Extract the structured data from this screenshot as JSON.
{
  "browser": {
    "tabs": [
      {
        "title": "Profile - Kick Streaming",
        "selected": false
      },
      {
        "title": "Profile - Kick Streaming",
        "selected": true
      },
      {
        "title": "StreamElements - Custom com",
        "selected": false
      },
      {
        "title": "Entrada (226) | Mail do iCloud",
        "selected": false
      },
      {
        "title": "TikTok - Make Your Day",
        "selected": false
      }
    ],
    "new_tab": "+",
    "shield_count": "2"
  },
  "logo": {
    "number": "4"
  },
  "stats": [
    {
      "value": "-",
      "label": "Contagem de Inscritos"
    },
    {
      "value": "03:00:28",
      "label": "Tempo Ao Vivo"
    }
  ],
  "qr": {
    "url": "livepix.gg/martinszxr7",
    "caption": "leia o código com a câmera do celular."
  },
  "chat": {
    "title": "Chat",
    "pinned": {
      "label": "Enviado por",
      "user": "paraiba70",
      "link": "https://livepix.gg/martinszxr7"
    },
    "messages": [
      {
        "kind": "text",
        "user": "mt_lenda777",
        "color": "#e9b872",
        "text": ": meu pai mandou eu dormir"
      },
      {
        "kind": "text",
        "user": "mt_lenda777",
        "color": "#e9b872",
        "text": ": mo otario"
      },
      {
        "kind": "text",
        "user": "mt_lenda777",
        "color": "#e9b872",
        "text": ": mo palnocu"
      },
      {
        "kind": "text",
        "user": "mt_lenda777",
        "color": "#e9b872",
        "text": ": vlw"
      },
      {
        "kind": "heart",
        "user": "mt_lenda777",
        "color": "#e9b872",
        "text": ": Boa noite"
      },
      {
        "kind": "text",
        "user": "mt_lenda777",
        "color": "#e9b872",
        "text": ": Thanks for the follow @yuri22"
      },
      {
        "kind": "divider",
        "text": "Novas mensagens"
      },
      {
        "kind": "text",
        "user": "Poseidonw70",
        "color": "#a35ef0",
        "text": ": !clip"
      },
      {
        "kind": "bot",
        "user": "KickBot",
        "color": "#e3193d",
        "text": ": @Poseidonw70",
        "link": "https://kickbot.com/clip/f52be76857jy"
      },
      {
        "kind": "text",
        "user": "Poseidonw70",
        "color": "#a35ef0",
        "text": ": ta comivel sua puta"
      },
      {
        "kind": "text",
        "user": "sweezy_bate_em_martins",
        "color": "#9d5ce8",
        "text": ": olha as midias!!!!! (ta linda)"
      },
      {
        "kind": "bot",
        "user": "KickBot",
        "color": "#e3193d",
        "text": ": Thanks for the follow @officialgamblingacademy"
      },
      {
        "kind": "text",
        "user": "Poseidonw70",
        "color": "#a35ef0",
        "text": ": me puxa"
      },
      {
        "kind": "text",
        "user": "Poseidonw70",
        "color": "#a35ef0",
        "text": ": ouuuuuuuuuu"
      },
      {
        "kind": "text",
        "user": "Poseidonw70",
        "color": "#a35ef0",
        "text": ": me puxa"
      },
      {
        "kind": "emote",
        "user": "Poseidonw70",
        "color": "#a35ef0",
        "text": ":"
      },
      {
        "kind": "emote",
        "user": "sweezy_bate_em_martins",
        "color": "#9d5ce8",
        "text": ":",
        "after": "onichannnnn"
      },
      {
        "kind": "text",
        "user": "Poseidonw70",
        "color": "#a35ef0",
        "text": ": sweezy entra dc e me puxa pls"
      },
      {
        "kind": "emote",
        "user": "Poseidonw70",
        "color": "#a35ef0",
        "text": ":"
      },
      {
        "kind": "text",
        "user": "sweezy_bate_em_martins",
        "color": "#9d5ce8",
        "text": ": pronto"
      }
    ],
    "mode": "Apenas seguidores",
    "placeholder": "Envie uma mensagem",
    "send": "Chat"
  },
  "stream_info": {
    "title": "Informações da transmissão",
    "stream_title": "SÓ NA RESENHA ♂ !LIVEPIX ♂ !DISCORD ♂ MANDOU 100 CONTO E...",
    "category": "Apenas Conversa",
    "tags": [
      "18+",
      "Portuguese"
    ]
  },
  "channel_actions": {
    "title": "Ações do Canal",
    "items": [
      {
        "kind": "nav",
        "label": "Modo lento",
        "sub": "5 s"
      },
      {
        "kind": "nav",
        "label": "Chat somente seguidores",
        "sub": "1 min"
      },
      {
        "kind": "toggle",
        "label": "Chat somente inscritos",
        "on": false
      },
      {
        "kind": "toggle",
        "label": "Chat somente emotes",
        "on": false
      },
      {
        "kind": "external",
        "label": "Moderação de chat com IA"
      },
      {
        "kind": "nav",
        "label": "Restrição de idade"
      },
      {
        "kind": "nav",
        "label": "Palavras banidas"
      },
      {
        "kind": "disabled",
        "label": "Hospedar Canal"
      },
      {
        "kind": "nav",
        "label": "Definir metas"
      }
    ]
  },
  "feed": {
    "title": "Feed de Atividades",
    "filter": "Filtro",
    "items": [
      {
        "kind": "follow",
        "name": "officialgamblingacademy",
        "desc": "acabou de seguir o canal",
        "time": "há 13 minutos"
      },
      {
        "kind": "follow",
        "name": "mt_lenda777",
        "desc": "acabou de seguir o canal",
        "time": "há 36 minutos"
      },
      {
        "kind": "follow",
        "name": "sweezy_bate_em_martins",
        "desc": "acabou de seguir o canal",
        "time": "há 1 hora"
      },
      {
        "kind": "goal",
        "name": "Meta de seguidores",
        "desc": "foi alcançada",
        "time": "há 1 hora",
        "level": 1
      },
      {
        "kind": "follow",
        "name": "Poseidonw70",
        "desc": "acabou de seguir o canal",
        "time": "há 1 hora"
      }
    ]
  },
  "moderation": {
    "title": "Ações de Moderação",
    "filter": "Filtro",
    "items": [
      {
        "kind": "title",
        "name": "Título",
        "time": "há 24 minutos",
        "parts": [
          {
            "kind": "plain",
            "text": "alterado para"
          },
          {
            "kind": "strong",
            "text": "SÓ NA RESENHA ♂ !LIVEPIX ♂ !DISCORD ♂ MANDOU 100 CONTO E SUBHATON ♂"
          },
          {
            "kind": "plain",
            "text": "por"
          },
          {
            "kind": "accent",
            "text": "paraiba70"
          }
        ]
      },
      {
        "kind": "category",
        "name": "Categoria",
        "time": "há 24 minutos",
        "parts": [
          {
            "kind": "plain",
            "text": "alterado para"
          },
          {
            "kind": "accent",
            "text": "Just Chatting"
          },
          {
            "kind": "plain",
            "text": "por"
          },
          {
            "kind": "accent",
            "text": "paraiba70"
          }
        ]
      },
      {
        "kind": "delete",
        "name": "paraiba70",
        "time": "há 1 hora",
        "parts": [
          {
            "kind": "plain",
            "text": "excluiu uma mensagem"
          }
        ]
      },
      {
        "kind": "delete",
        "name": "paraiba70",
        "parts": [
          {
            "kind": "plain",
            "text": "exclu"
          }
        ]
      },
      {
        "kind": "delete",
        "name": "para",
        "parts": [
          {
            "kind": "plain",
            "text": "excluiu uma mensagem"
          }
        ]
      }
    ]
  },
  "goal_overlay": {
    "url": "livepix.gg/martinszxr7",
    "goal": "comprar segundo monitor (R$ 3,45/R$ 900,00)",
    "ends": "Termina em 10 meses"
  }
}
━━━━━━━━━━
TASK DESCRIPTION ▸ Give an exact copy of all the data shown above.

TASK OUTPUT ▸
Extract the structured data from this screenshot as JSON.
{
  "browser": {
    "tabs": [
      {
        "title": "Profile - Kick Streaming",
        "selected": false
      },
      {
        "title": "Profile - Kick Streaming",
        "selected": true
      },
      {
        "title": "StreamElements - Custom com",
        "selected": false
      },
      {
        "title": "Entrada (226) | Mail do iCloud",
        "selected": false
      },
      {
        "title": "TikTok - Make Your Day",
        "selected": false
      }
    ],
    "new_tab": "+",
    "shield_count": "2"
  },
  "logo": {
    "number": "4"
  },
  "stats": [
    {
      "value": "-",
      "label": "Contagem de Inscritos"
    },
    {
      "value": "03:00:28",
      "label": "Tempo Ao Vivo"
    }
  ],
  "qr": {
    "url": "livepix.gg/martinszxr7",
    "caption": "leia o código com a câmera do celular."
  },
  "chat": {
    "title": "Chat",
    "pinned": {
      "label": "Enviado por",
      "user": "paraiba70",
      "link": "https://livepix.gg/martinszxr7"
    },
    "messages": [
      {
        "kind": "text",
        "user": "mt_lenda777",
        "color": "#e9b872",
        "text": ": meu pai mandou eu dormir"
      },
      {
        "kind": "text",
        "user": "mt_lenda777",
        "color": "#e9b872",
        "text": ": mo otario"
      },
      {
        "kind": "text",
        "user": "mt_lenda777",
        "color": "#e9b872",
        "text": ": mo palnocu"
      },
      {
        "kind": "text",
        "user": "mt_lenda777",
        "color": "#e9b872",
        "text": ": vlw"
      },
      {
        "kind": "heart",
        "user": "mt_lenda777",
        "color": "#e9b872",
        "text": ": Boa noite"
      },
      {
        "kind": "text",
        "user": "mt_lenda777",
        "color": "#e9b872",
        "text": ": Thanks for the follow @yuri22"
      },
      {
        "kind": "divider",
        "text": "Novas mensagens"
      },
      {
        "kind": "text",
        "user": "Poseidonw70",
        "color": "#a35ef0",
        "text": ": !clip"
      },
      {
        "kind": "bot",
        "user": "KickBot",
        "color": "#e3193d",
        "text": ": @Poseidonw70",
        "link": "https://kickbot.com/clip/f52be76857jy"
      },
      {
        "kind": "text",
        "user": "Poseidonw70",
        "color": "#a35ef0",
        "text": ": ta comivel sua puta"
      },
      {
        "kind": "text",
        "user": "sweezy_bate_em_martins",
        "color": "#9d5ce8",
        "text": ": olha as midias!!!!! (ta linda)"
      },
      {
        "kind": "bot",
        "user": "KickBot",
        "color": "#e3193d",
        "text": ": Thanks for the follow @officialgamblingacademy"
      },
      {
        "kind": "text",
        "user": "Poseidonw70",
        "color": "#a35ef0",
        "text": ": me puxa"
      },
      {
        "kind": "text",
        "user": "Poseidonw70",
        "color": "#a35ef0",
        "text": ": ouuuuuuuuuu"
      },
      {
        "kind": "text",
        "user": "Poseidonw70",
        "color": "#a35ef0",
        "text": ": me puxa"
      },
      {
        "kind": "emote",
        "user": "Poseidonw70",
        "color": "#a35ef0",
        "text": ":"
      },
      {
        "kind": "emote",
        "user": "sweezy_bate_em_martins",
        "color": "#9d5ce8",
        "text": ":",
        "after": "onichannnnn"
      },
      {
        "kind": "text",
        "user": "Poseidonw70",
        "color": "#a35ef0",
        "text": ": sweezy entra dc e me puxa pls"
      },
      {
        "kind": "emote",
        "user": "Poseidonw70",
        "color": "#a35ef0",
        "text": ":"
      },
      {
        "kind": "text",
        "user": "sweezy_bate_em_martins",
        "color": "#9d5ce8",
        "text": ": pronto"
      }
    ],
    "mode": "Apenas seguidores",
    "placeholder": "Envie uma mensagem",
    "send": "Chat"
  },
  "stream_info": {
    "title": "Informações da transmissão",
    "stream_title": "SÓ NA RESENHA ♂ !LIVEPIX ♂ !DISCORD ♂ MANDOU 100 CONTO E...",
    "category": "Apenas Conversa",
    "tags": [
      "18+",
      "Portuguese"
    ]
  },
  "channel_actions": {
    "title": "Ações do Canal",
    "items": [
      {
        "kind": "nav",
        "label": "Modo lento",
        "sub": "5 s"
      },
      {
        "kind": "nav",
        "label": "Chat somente seguidores",
        "sub": "1 min"
      },
      {
        "kind": "toggle",
        "label": "Chat somente inscritos",
        "on": false
      },
      {
        "kind": "toggle",
        "label": "Chat somente emotes",
        "on": false
      },
      {
        "kind": "external",
        "label": "Moderação de chat com IA"
      },
      {
        "kind": "nav",
        "label": "Restrição de idade"
      },
      {
        "kind": "nav",
        "label": "Palavras banidas"
      },
      {
        "kind": "disabled",
        "label": "Hospedar Canal"
      },
      {
        "kind": "nav",
        "label": "Definir metas"
      }
    ]
  },
  "feed": {
    "title": "Feed de Atividades",
    "filter": "Filtro",
    "items": [
      {
        "kind": "follow",
        "name": "officialgamblingacademy",
        "desc": "acabou de seguir o canal",
        "time": "há 13 minutos"
      },
      {
        "kind": "follow",
        "name": "mt_lenda777",
        "desc": "acabou de seguir o canal",
        "time": "há 36 minutos"
      },
      {
        "kind": "follow",
        "name": "sweezy_bate_em_martins",
        "desc": "acabou de seguir o canal",
        "time": "há 1 hora"
      },
      {
        "kind": "goal",
        "name": "Meta de seguidores",
        "desc": "foi alcançada",
        "time": "há 1 hora",
        "level": 1
      },
      {
        "kind": "follow",
        "name": "Poseidonw70",
        "desc": "acabou de seguir o canal",
        "time": "há 1 hora"
      }
    ]
  },
  "moderation": {
    "title": "Ações de Moderação",
    "filter": "Filtro",
    "items": [
      {
        "kind": "title",
        "name": "Título",
        "time": "há 24 minutos",
        "parts": [
          {
            "kind": "plain",
            "text": "alterado para"
          },
          {
            "kind": "strong",
            "text": "SÓ NA RESENHA ♂ !LIVEPIX ♂ !DISCORD ♂ MANDOU 100 CONTO E SUBHATON ♂"
          },
          {
            "kind": "plain",
            "text": "por"
          },
          {
            "kind": "accent",
            "text": "paraiba70"
          }
        ]
      },
      {
        "kind": "category",
        "name": "Categoria",
        "time": "há 24 minutos",
        "parts": [
          {
            "kind": "plain",
            "text": "alterado para"
          },
          {
            "kind": "accent",
            "text": "Just Chatting"
          },
          {
            "kind": "plain",
            "text": "por"
          },
          {
            "kind": "accent",
            "text": "paraiba70"
          }
        ]
      },
      {
        "kind": "delete",
        "name": "paraiba70",
        "time": "há 1 hora",
        "parts": [
          {
            "kind": "plain",
            "text": "excluiu uma mensagem"
          }
        ]
      },
      {
        "kind": "delete",
        "name": "paraiba70",
        "parts": [
          {
            "kind": "plain",
            "text": "exclu"
          }
        ]
      },
      {
        "kind": "delete",
        "name": "para",
        "parts": [
          {
            "kind": "plain",
            "text": "excluiu uma mensagem"
          }
        ]
      }
    ]
  },
  "goal_overlay": {
    "url": "livepix.gg/martinszxr7",
    "goal": "comprar segundo monitor (R$ 3,45/R$ 900,00)",
    "ends": "Termina em 10 meses"
  }
}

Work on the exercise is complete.